┌─ Input

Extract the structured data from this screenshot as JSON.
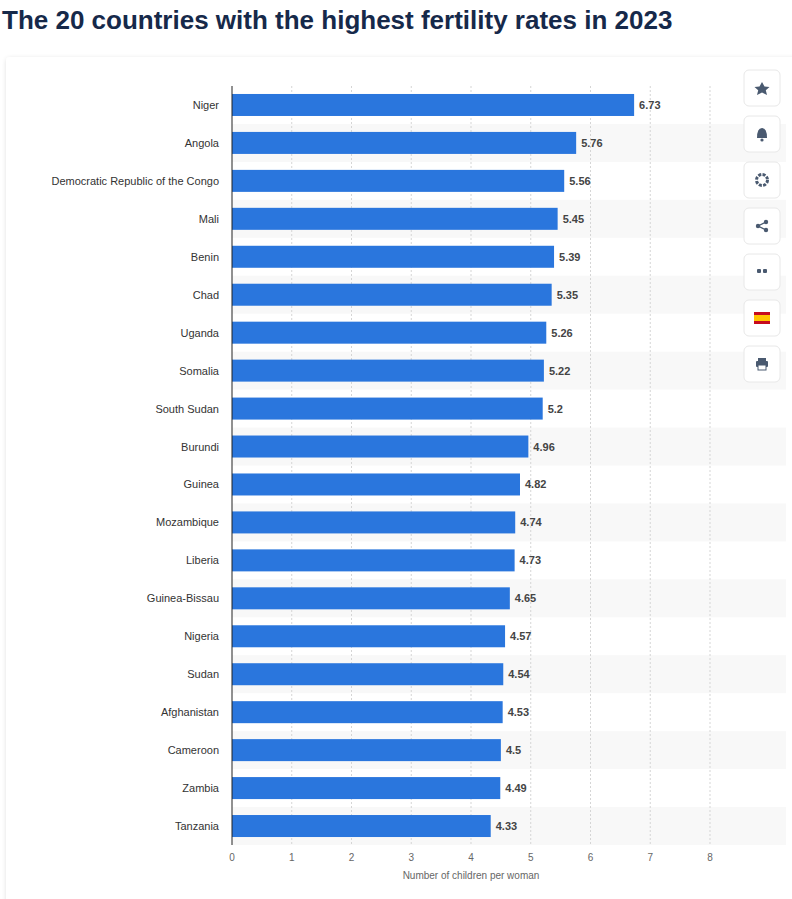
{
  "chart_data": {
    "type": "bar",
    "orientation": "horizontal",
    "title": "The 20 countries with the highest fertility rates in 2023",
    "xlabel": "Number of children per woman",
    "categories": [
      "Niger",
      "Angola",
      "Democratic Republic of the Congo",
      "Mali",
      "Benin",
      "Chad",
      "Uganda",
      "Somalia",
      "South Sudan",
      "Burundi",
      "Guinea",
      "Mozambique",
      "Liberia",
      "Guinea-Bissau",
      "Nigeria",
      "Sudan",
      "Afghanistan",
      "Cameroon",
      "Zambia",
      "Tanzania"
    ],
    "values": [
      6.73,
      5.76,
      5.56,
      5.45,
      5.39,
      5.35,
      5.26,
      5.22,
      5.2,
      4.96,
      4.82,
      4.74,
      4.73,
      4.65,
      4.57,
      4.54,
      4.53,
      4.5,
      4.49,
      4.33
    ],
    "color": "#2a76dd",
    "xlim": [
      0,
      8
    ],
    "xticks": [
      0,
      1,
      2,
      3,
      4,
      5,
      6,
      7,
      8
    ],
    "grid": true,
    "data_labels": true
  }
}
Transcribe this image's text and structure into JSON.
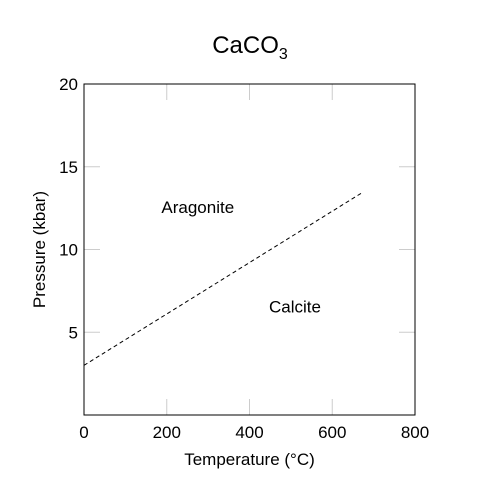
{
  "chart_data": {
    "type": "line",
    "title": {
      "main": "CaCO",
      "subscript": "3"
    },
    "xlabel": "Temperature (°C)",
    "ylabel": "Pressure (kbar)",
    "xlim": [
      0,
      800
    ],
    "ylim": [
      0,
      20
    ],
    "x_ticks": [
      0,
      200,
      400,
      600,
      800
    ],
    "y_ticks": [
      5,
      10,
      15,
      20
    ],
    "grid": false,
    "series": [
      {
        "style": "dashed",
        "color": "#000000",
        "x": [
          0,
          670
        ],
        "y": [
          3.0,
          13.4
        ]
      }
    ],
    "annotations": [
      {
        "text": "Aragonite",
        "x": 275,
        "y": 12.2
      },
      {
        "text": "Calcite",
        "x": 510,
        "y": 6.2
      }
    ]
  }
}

└─
┌─ Input

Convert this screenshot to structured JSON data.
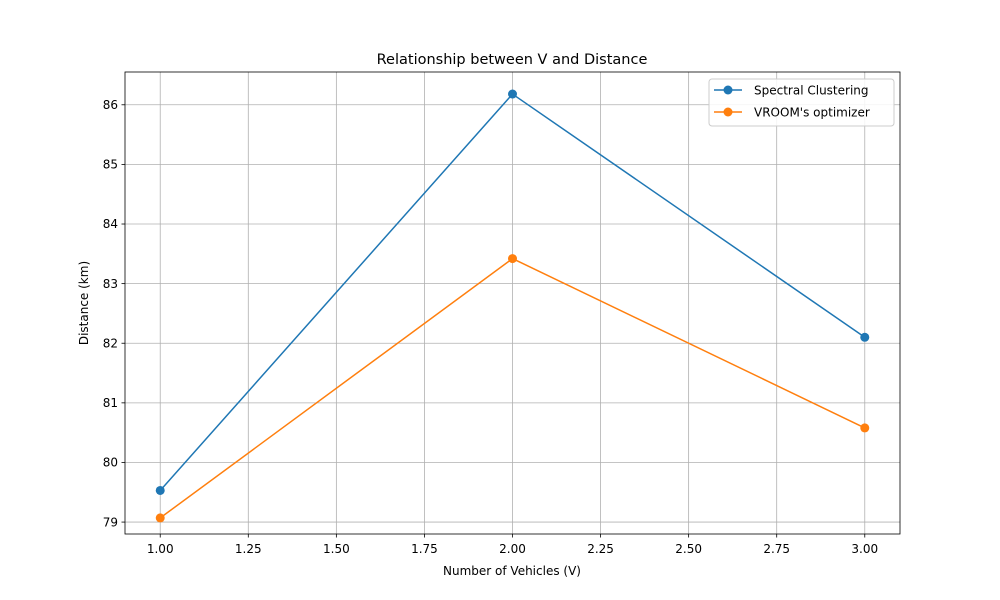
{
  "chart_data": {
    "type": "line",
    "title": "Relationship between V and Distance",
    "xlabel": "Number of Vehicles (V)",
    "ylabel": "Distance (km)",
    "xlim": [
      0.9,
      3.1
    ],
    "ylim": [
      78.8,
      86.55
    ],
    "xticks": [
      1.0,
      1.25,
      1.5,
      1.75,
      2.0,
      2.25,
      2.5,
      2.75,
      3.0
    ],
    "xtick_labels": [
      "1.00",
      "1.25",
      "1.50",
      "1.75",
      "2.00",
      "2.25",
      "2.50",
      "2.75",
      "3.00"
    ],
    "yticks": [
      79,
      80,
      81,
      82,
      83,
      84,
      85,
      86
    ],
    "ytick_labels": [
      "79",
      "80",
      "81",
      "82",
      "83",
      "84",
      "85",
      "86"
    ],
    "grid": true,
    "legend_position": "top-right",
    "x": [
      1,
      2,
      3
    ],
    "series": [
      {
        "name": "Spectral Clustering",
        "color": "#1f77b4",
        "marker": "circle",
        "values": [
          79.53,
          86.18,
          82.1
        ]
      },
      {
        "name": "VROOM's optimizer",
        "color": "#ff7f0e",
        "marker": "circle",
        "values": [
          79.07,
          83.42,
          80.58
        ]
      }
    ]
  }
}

└─

◆ What this task involves: From the records above, pick out and copy each line holding the word "ylabel".

◆ Reply to the exercise:
    "ylabel": "Pressure (kbar)",
    "ylabel": "Distance (km)",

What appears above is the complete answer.